I appreciate Pentz's research, and can't argue with it. But he says that I won't have adequate dust collection without a 220v 5 hp dust collector with 6" ducting. That's not in the cards for me at the moment, so I do the best I can.


----------



## pmayer (Jan 3, 2010)

Brad makes a good point. Downdraft tables require a lot of air movement in order to work effectively. My previous DC delivered just a hair over 600 CFM at the inlet of my downdraft table, and in addition to the air/dust separation problems that I had, neither the CFM nor the air speed were adequate. When I upgraded to the Clear Vue cyclone, I measured nearly 1300 CFM at 7200 FPM, and that does an amazing job. I can barely pry the work piece off the top of the downdraft table due to the suction, and it grabs the lions share of fine dust from sanding operations.


----------



## CharlesA (Jun 24, 2013)

I just looked at the router range again, and I do think I'll at least drop it to 24×24, maybe even 18×18.

Any thoughts on the design (other than size)?


----------



## MT_Stringer (Jul 21, 2009)

I like the idea presented in picture #3 with a top similar to picture #2. 

My design will most likely have the dust port on the end. I am cramped for room and that would be the best spot for the hose to connect. The table would sit in a working area where I will be standing at the longer side. I am planning to make the box so it can be clamped to the table, which is 32×37 inches. Hmmm…maybe 20×24 or something like that.

I have a Grizzly air cleaner that hangs from the ceiling directly over head, and I can sit my box fan/filter thingie on the workbench adjacent to the sanding station. I also hook up my ROS to a shop vac with a Dust Deputy. Every little bit helps.


----------



## AlaskaGuy (Jan 29, 2012)

A Festool sander connected to a Festool vacuum eliminates the need for a downdraft table. Takes up less space and is more portable.


----------



## CharlesA (Jun 24, 2013)

yes, I guess instead of the $20 in parts and scrap plywood I could spend $700 on the Festool setup. But I would run short on my Porsche payment this month.


----------



## AlaskaGuy (Jan 29, 2012)

+--

§ Set of tasks:
a. Using the forum thread about downdraft tables, decide whether each statement agrees with it, answering yes or no and quoting the words that settle it: (i) After upgrading to the Clear Vue cyclone, pmayer measured nearly 1300 CFM. (ii) MT_Stringer plans to put the dust port on the longer side of the box. (iii) CharlesA puts the cost of his parts and scrap plywood at $70.
b. Repeat the part of the forum thread between "I have a Grizzly" and "little bit helps.", inclusive.

[Stored items from a collection]
+--

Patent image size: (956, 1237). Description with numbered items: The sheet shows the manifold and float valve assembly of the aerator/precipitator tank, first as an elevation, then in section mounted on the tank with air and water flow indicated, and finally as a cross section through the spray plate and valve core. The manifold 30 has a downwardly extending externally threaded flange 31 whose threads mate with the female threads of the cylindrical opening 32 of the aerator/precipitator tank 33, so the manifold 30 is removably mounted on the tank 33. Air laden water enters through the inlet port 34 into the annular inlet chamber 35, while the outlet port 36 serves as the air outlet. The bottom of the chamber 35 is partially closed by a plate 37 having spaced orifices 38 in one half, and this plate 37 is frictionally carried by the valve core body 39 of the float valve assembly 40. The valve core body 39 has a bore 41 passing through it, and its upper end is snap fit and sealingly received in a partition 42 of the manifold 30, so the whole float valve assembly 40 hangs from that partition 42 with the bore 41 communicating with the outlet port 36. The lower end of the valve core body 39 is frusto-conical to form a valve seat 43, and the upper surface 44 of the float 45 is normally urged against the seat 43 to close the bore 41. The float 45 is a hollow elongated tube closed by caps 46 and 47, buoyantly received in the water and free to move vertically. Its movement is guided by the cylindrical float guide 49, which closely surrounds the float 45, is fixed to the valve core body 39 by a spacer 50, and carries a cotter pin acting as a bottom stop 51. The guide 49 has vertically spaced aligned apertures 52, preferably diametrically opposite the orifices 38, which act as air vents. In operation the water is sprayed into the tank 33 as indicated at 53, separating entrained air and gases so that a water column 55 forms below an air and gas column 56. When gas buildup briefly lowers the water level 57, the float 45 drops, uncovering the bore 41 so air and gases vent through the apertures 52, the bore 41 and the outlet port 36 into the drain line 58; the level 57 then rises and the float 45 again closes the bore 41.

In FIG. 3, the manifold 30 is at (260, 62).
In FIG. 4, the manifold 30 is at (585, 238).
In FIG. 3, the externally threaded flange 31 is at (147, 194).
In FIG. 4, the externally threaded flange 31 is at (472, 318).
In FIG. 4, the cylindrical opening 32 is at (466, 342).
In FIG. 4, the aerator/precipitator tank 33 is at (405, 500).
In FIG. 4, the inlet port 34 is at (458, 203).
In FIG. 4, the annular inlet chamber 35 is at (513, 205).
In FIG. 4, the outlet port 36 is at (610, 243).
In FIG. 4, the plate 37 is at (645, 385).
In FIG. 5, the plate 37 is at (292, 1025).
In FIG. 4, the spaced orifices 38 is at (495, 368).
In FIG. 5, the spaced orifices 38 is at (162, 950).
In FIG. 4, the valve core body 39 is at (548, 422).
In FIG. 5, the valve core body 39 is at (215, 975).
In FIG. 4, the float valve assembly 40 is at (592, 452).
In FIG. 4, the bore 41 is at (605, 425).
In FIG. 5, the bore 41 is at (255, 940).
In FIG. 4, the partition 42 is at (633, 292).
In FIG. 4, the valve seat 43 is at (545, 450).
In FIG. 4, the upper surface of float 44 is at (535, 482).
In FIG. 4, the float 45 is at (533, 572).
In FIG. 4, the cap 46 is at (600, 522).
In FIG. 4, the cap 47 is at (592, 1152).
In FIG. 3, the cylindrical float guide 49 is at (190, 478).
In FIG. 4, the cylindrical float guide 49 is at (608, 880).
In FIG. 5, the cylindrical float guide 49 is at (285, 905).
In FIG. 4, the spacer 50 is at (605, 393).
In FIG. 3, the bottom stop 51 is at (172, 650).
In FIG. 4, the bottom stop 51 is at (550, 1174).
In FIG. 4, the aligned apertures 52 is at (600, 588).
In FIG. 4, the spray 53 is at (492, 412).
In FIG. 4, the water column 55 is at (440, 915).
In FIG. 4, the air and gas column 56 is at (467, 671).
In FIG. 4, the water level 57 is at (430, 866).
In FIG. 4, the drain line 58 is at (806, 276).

+--

§ Answers by task:
a.
(i) Yes: "When I upgraded to the Clear Vue cyclone, I measured nearly 1300 CFM at 7200 FPM"
(ii) No: "My design will most likely have the dust port on the end."
(iii) No: "instead of the $20 in parts and scrap plywood I could spend $700 on the Festool setup"

b.
I have a Grizzly air cleaner that hangs from the ceiling directly over head, and I can sit my box fan/filter thingie on the workbench adjacent to the sanding station. I also hook up my ROS to a shop vac with a Dust Deputy. Every little bit helps.